> **TASK BRIEF**:
Work out how many lines in the entries below include the word "orbitales". Give nothing but the number.
━━━ RECORDED DATA
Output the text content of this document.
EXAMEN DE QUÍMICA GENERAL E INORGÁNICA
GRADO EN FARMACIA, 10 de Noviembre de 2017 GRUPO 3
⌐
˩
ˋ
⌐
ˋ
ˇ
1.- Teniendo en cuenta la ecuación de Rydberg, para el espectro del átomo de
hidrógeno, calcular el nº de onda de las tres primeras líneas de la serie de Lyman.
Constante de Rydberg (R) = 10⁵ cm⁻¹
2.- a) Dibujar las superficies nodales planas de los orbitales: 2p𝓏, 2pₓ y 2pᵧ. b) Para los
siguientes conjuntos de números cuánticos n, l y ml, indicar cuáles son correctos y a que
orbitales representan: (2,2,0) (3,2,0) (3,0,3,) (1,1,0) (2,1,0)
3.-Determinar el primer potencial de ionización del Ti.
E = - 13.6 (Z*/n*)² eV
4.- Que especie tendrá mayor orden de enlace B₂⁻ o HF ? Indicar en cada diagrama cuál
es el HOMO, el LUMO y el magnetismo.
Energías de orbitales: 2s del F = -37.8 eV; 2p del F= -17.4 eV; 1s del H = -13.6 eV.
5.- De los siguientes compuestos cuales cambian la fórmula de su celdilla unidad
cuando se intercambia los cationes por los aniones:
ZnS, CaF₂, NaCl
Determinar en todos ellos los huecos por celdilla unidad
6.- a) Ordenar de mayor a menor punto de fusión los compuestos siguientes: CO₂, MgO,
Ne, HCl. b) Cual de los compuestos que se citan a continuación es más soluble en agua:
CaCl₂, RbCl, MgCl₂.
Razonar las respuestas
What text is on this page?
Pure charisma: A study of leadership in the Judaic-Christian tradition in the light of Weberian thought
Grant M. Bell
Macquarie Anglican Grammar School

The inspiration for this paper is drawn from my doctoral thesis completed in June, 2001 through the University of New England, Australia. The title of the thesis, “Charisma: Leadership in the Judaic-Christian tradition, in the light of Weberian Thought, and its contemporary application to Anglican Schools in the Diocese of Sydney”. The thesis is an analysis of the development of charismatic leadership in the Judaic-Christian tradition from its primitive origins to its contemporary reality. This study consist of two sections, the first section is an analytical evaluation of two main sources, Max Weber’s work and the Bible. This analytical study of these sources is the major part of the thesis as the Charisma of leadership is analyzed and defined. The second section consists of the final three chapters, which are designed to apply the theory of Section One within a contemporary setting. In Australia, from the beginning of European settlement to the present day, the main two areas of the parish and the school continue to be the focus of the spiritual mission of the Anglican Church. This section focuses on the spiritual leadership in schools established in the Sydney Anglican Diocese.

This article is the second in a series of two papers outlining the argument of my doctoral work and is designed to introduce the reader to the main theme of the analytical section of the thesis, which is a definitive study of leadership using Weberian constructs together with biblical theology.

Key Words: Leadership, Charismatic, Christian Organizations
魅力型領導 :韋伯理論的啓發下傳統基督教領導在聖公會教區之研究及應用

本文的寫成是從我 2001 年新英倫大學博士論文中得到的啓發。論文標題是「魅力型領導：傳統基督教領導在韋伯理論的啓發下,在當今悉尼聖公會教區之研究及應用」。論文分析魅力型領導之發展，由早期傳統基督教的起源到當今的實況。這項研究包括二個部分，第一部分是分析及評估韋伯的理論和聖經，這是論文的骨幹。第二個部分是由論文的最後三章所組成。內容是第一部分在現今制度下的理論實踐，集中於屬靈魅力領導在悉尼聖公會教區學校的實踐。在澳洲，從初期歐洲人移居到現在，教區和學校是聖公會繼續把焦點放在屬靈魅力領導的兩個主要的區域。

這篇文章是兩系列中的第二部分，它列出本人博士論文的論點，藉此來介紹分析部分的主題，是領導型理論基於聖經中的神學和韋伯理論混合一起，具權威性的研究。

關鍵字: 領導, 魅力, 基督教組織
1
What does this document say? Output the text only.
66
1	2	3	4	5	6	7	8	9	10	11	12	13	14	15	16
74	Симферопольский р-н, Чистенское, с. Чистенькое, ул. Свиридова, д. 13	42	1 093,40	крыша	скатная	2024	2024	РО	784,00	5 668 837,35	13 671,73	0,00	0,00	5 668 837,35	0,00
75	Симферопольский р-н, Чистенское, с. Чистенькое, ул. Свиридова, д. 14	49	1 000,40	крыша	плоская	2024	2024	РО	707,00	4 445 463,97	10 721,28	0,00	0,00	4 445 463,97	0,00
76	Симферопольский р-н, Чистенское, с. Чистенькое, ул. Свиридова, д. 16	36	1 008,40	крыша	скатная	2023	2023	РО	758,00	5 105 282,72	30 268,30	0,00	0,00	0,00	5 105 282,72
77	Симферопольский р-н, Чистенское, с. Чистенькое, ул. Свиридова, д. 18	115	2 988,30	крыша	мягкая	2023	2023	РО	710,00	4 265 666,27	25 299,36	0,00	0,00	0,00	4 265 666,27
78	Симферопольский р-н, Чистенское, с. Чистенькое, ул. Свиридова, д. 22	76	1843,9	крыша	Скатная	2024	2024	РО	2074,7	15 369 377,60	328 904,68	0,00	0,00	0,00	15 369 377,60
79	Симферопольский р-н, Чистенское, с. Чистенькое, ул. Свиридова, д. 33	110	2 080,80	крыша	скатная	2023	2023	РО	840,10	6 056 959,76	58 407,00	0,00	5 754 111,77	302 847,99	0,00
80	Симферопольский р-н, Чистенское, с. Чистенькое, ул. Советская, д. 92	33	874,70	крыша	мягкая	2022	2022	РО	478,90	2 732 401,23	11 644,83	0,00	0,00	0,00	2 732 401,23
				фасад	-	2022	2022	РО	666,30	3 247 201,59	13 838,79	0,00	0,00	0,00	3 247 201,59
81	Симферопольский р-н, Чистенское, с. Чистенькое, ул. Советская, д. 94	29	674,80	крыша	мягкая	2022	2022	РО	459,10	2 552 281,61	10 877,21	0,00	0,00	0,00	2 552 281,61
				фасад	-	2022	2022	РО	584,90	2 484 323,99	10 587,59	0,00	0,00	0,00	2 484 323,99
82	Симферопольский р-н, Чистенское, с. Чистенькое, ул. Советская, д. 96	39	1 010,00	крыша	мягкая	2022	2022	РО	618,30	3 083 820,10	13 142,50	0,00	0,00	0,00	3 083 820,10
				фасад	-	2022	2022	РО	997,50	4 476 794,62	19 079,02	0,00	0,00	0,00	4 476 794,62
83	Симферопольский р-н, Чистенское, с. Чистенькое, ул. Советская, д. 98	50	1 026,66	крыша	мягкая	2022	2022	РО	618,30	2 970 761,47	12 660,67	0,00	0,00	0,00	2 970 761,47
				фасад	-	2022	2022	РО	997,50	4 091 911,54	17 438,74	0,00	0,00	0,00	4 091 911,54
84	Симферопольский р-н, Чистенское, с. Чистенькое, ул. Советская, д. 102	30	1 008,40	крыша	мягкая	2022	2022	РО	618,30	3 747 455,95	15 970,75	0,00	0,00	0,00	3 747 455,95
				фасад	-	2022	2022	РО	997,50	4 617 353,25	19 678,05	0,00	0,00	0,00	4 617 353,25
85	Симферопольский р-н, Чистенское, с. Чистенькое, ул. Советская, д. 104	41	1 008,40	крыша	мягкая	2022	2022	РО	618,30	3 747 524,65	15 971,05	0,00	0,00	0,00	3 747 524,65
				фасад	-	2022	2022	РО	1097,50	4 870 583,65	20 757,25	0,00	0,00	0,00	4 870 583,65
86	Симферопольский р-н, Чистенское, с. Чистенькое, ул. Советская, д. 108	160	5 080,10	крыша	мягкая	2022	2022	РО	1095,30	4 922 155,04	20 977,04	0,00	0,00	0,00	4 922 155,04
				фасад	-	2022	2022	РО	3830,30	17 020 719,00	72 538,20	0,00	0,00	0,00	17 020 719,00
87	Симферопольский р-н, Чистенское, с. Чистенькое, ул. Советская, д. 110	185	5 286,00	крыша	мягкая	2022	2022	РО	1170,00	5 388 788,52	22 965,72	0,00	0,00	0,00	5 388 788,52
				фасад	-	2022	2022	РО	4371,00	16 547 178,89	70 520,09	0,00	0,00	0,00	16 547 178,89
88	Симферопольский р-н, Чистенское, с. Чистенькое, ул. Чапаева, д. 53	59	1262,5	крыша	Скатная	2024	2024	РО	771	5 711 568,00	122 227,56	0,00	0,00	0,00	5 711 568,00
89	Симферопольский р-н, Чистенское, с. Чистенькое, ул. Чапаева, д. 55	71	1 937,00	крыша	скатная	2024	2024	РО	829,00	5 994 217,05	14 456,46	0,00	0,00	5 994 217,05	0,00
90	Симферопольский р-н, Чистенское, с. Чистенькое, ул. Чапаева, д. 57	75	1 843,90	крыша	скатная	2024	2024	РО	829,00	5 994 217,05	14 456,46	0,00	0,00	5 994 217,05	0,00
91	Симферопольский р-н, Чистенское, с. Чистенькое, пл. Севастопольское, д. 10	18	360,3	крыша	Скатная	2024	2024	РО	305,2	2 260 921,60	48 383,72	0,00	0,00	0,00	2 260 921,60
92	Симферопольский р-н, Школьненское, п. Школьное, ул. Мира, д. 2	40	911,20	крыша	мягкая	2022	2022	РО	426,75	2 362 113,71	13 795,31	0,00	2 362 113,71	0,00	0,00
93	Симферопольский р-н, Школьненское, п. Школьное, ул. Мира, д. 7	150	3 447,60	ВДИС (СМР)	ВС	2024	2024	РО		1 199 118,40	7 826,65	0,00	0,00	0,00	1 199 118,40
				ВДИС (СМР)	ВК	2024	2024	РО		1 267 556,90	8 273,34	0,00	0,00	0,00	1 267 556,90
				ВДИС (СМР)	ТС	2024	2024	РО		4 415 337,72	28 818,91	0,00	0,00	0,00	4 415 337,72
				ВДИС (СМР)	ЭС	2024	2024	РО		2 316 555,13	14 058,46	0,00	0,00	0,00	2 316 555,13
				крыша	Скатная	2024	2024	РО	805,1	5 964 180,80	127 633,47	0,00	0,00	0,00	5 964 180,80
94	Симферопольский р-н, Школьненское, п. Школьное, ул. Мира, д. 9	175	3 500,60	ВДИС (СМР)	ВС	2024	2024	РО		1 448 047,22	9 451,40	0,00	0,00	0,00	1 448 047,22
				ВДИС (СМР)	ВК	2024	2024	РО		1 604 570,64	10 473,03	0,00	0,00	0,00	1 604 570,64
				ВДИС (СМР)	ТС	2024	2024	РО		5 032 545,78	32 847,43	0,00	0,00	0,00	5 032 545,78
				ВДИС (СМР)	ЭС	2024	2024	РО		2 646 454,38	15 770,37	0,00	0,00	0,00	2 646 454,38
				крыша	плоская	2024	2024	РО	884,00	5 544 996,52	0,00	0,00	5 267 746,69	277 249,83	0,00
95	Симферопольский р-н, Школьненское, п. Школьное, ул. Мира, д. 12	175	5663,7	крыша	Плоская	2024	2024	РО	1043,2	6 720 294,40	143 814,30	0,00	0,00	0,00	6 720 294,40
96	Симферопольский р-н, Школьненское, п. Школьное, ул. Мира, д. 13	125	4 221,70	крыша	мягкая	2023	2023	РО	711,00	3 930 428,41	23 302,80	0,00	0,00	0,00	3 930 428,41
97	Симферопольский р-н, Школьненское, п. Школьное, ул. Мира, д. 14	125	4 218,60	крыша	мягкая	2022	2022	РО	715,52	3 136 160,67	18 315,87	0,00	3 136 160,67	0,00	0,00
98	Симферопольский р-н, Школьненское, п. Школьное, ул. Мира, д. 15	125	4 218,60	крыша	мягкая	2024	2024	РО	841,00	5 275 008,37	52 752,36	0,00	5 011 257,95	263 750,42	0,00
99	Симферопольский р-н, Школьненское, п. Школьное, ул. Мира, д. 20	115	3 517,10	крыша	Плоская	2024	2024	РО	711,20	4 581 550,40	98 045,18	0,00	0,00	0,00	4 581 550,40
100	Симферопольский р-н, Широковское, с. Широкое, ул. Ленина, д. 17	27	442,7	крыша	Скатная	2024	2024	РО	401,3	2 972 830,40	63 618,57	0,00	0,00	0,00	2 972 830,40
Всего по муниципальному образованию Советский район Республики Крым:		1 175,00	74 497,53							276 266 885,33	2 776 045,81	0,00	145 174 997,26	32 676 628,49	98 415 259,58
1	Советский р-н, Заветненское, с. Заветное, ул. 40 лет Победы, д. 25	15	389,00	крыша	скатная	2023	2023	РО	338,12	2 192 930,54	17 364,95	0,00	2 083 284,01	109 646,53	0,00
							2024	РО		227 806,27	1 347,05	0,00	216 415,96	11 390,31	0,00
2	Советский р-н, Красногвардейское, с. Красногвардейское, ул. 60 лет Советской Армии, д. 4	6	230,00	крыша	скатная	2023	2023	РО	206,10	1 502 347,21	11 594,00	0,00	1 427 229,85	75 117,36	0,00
━━━━━━
> **WRITTEN RESPONSE**:
3